#### Figure dataset records
--------------------
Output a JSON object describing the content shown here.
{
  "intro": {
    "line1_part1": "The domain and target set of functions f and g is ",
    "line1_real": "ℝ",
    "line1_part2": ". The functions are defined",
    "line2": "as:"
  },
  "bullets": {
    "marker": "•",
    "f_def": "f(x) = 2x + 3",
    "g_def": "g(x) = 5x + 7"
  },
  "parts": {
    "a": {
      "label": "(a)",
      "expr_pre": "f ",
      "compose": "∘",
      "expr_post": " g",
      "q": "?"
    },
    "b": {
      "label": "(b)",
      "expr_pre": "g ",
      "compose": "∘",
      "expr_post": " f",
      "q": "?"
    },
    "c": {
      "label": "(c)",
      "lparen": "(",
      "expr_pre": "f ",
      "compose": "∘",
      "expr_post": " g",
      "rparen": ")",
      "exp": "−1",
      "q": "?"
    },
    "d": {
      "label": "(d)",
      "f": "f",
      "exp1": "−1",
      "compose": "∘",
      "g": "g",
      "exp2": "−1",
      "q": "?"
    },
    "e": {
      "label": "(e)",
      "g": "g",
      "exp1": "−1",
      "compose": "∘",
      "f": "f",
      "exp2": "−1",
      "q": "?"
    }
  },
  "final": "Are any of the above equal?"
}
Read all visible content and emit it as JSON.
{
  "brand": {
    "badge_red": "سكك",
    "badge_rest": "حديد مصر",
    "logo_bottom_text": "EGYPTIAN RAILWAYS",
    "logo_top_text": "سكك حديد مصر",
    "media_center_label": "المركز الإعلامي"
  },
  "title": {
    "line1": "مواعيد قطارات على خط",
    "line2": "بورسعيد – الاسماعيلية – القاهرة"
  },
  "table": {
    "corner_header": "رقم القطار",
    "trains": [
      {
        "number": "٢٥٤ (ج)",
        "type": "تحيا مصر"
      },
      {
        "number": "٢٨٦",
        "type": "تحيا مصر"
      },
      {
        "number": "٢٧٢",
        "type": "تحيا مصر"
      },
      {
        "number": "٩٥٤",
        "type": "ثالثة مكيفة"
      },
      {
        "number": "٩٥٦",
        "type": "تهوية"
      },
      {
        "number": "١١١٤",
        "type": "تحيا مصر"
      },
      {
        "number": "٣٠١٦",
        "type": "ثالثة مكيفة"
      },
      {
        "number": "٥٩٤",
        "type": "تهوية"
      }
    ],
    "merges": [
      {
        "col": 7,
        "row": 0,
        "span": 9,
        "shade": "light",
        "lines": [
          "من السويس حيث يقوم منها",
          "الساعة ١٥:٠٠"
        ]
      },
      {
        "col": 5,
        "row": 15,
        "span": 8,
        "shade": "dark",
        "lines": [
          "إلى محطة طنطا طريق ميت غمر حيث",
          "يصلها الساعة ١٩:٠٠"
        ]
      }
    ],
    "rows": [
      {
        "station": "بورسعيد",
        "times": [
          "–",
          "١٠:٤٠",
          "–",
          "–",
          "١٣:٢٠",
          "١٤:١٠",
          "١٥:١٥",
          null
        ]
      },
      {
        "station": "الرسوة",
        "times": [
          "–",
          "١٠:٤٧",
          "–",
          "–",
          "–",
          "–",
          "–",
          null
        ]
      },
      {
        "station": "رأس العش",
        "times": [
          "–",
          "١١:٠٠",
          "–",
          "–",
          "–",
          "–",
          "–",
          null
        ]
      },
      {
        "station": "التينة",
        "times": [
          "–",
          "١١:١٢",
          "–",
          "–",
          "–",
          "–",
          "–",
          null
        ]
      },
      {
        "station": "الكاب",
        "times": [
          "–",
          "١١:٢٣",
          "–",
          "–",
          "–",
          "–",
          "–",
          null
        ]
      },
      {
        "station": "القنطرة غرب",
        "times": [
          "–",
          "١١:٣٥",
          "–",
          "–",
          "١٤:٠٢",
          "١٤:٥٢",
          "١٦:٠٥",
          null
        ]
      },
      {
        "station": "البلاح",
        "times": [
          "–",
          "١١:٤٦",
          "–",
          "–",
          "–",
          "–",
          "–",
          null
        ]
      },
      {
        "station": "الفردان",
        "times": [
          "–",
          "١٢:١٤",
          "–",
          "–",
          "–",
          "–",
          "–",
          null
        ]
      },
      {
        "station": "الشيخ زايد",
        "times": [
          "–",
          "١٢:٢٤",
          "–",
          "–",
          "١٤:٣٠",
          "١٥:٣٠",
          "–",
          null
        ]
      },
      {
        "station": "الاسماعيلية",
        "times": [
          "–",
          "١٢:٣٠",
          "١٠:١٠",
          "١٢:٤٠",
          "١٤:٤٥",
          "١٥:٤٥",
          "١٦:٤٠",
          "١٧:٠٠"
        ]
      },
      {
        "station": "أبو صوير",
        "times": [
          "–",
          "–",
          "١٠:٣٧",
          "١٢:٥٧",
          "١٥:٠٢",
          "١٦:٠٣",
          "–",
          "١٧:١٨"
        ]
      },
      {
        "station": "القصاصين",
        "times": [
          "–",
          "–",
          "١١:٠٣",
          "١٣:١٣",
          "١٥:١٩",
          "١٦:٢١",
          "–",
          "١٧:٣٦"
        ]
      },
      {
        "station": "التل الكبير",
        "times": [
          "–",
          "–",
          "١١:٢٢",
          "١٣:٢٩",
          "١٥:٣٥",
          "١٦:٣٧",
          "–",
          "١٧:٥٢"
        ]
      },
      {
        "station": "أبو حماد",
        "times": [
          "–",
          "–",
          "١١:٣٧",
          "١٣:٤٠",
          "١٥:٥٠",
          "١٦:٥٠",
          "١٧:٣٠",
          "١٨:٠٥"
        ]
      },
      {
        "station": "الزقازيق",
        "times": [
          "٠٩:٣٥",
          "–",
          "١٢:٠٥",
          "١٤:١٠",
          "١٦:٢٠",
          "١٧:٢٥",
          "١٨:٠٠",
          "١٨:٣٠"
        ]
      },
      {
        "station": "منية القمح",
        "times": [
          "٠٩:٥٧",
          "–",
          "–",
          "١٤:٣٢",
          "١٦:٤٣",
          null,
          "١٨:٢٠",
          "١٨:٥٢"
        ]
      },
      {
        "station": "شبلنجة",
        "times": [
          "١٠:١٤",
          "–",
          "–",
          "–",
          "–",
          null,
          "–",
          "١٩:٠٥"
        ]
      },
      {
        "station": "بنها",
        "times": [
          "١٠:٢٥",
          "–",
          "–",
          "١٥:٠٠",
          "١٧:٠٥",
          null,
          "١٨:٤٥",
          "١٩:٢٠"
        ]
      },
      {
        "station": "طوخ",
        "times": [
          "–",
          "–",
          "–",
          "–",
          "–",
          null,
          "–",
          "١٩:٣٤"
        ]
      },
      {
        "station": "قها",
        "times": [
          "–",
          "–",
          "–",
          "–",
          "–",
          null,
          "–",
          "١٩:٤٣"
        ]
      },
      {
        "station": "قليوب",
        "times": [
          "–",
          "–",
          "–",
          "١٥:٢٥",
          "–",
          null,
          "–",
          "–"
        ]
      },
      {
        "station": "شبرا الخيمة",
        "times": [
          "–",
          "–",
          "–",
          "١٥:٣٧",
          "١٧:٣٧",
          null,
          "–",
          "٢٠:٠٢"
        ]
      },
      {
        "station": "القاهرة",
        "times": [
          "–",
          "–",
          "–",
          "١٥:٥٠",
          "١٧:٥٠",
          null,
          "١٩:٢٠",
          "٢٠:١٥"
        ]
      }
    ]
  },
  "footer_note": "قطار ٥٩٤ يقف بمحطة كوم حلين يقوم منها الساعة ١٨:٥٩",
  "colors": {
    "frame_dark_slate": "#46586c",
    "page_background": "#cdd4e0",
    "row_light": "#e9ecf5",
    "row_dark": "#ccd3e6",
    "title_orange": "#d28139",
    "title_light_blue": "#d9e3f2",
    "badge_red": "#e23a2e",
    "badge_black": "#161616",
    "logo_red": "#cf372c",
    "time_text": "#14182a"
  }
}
--------------------
#### EXERCISE DESCRIPTION
Pull every line containing "حديد" out of the records.

#### SOLUTION TO THE PROBLEM
    "badge_rest": "حديد مصر",
    "logo_top_text": "سكك حديد مصر",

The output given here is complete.